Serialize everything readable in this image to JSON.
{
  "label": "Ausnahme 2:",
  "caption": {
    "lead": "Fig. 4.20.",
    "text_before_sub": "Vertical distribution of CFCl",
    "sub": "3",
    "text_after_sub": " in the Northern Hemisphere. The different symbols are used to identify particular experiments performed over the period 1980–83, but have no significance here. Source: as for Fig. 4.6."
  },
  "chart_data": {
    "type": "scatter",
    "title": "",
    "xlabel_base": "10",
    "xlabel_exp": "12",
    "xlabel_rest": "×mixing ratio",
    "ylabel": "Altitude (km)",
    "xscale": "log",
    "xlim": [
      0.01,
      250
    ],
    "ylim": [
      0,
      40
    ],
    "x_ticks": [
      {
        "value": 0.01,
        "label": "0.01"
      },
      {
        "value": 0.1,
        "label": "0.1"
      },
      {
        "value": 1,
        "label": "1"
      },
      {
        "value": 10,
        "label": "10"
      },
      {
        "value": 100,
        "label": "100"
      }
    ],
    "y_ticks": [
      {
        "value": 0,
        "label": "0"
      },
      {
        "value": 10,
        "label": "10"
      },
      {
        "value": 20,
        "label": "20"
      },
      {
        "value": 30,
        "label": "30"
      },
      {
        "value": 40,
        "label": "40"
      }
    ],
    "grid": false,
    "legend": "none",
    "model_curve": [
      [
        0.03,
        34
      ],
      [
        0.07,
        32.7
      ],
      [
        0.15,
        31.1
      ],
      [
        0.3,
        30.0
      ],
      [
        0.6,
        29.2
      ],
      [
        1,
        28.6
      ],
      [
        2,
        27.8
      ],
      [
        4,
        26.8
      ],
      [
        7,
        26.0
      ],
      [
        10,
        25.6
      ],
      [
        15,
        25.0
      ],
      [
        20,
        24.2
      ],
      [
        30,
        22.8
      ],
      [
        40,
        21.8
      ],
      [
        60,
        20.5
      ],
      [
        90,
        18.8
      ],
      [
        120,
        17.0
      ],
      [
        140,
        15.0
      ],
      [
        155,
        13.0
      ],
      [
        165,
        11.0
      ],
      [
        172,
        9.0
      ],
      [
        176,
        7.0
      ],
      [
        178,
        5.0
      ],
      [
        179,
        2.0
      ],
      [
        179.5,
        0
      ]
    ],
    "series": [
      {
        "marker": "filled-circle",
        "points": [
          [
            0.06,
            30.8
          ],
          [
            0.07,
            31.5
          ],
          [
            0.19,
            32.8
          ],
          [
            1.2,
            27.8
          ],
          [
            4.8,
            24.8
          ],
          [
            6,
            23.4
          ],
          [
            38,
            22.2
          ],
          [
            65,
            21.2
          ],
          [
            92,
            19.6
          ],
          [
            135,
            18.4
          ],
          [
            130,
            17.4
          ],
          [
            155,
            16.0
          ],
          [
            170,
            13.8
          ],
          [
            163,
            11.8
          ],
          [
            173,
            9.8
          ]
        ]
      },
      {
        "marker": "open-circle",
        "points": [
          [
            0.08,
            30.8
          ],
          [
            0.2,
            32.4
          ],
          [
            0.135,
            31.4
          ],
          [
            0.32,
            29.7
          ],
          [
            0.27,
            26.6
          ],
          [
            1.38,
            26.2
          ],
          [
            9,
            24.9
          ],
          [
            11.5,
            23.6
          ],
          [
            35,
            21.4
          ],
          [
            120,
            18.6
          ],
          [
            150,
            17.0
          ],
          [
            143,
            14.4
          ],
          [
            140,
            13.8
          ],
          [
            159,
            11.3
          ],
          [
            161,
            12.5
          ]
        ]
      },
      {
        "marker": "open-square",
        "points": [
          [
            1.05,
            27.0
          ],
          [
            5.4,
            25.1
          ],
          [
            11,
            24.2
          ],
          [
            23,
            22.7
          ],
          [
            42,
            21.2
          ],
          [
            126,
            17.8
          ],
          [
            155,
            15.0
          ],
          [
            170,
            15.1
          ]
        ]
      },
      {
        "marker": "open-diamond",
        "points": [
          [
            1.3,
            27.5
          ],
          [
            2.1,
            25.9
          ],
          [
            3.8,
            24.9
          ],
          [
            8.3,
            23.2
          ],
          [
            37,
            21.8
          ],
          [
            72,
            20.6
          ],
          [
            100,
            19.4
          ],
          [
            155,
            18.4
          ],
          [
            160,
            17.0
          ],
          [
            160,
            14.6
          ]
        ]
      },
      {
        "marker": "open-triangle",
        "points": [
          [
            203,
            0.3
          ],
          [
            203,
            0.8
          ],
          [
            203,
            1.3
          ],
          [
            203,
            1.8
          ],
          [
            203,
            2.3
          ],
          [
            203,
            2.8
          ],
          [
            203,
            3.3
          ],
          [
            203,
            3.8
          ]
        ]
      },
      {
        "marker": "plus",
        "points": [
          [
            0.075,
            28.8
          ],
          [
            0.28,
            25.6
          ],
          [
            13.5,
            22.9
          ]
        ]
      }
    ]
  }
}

# Problem requirements
Quote all the records exactly, please, leaving none out.

# Problem solution
Serialize everything readable in this image to JSON.
{
  "label": "Ausnahme 2:",
  "caption": {
    "lead": "Fig. 4.20.",
    "text_before_sub": "Vertical distribution of CFCl",
    "sub": "3",
    "text_after_sub": " in the Northern Hemisphere. The different symbols are used to identify particular experiments performed over the period 1980–83, but have no significance here. Source: as for Fig. 4.6."
  },
  "chart_data": {
    "type": "scatter",
    "title": "",
    "xlabel_base": "10",
    "xlabel_exp": "12",
    "xlabel_rest": "×mixing ratio",
    "ylabel": "Altitude (km)",
    "xscale": "log",
    "xlim": [
      0.01,
      250
    ],
    "ylim": [
      0,
      40
    ],
    "x_ticks": [
      {
        "value": 0.01,
        "label": "0.01"
      },
      {
        "value": 0.1,
        "label": "0.1"
      },
      {
        "value": 1,
        "label": "1"
      },
      {
        "value": 10,
        "label": "10"
      },
      {
        "value": 100,
        "label": "100"
      }
    ],
    "y_ticks": [
      {
        "value": 0,
        "label": "0"
      },
      {
        "value": 10,
        "label": "10"
      },
      {
        "value": 20,
        "label": "20"
      },
      {
        "value": 30,
        "label": "30"
      },
      {
        "value": 40,
        "label": "40"
      }
    ],
    "grid": false,
    "legend": "none",
    "model_curve": [
      [
        0.03,
        34
      ],
      [
        0.07,
        32.7
      ],
      [
        0.15,
        31.1
      ],
      [
        0.3,
        30.0
      ],
      [
        0.6,
        29.2
      ],
      [
        1,
        28.6
      ],
      [
        2,
        27.8
      ],
      [
        4,
        26.8
      ],
      [
        7,
        26.0
      ],
      [
        10,
        25.6
      ],
      [
        15,
        25.0
      ],
      [
        20,
        24.2
      ],
      [
        30,
        22.8
      ],
      [
        40,
        21.8
      ],
      [
        60,
        20.5
      ],
      [
        90,
        18.8
      ],
      [
        120,
        17.0
      ],
      [
        140,
        15.0
      ],
      [
        155,
        13.0
      ],
      [
        165,
        11.0
      ],
      [
        172,
        9.0
      ],
      [
        176,
        7.0
      ],
      [
        178,
        5.0
      ],
      [
        179,
        2.0
      ],
      [
        179.5,
        0
      ]
    ],
    "series": [
      {
        "marker": "filled-circle",
        "points": [
          [
            0.06,
            30.8
          ],
          [
            0.07,
            31.5
          ],
          [
            0.19,
            32.8
          ],
          [
            1.2,
            27.8
          ],
          [
            4.8,
            24.8
          ],
          [
            6,
            23.4
          ],
          [
            38,
            22.2
          ],
          [
            65,
            21.2
          ],
          [
            92,
            19.6
          ],
          [
            135,
            18.4
          ],
          [
            130,
            17.4
          ],
          [
            155,
            16.0
          ],
          [
            170,
            13.8
          ],
          [
            163,
            11.8
          ],
          [
            173,
            9.8
          ]
        ]
      },
      {
        "marker": "open-circle",
        "points": [
          [
            0.08,
            30.8
          ],
          [
            0.2,
            32.4
          ],
          [
            0.135,
            31.4
          ],
          [
            0.32,
            29.7
          ],
          [
            0.27,
            26.6
          ],
          [
            1.38,
            26.2
          ],
          [
            9,
            24.9
          ],
          [
            11.5,
            23.6
          ],
          [
            35,
            21.4
          ],
          [
            120,
            18.6
          ],
          [
            150,
            17.0
          ],
          [
            143,
            14.4
          ],
          [
            140,
            13.8
          ],
          [
            159,
            11.3
          ],
          [
            161,
            12.5
          ]
        ]
      },
      {
        "marker": "open-square",
        "points": [
          [
            1.05,
            27.0
          ],
          [
            5.4,
            25.1
          ],
          [
            11,
            24.2
          ],
          [
            23,
            22.7
          ],
          [
            42,
            21.2
          ],
          [
            126,
            17.8
          ],
          [
            155,
            15.0
          ],
          [
            170,
            15.1
          ]
        ]
      },
      {
        "marker": "open-diamond",
        "points": [
          [
            1.3,
            27.5
          ],
          [
            2.1,
            25.9
          ],
          [
            3.8,
            24.9
          ],
          [
            8.3,
            23.2
          ],
          [
            37,
            21.8
          ],
          [
            72,
            20.6
          ],
          [
            100,
            19.4
          ],
          [
            155,
            18.4
          ],
          [
            160,
            17.0
          ],
          [
            160,
            14.6
          ]
        ]
      },
      {
        "marker": "open-triangle",
        "points": [
          [
            203,
            0.3
          ],
          [
            203,
            0.8
          ],
          [
            203,
            1.3
          ],
          [
            203,
            1.8
          ],
          [
            203,
            2.3
          ],
          [
            203,
            2.8
          ],
          [
            203,
            3.3
          ],
          [
            203,
            3.8
          ]
        ]
      },
      {
        "marker": "plus",
        "points": [
          [
            0.075,
            28.8
          ],
          [
            0.28,
            25.6
          ],
          [
            13.5,
            22.9
          ]
        ]
      }
    ]
  }
}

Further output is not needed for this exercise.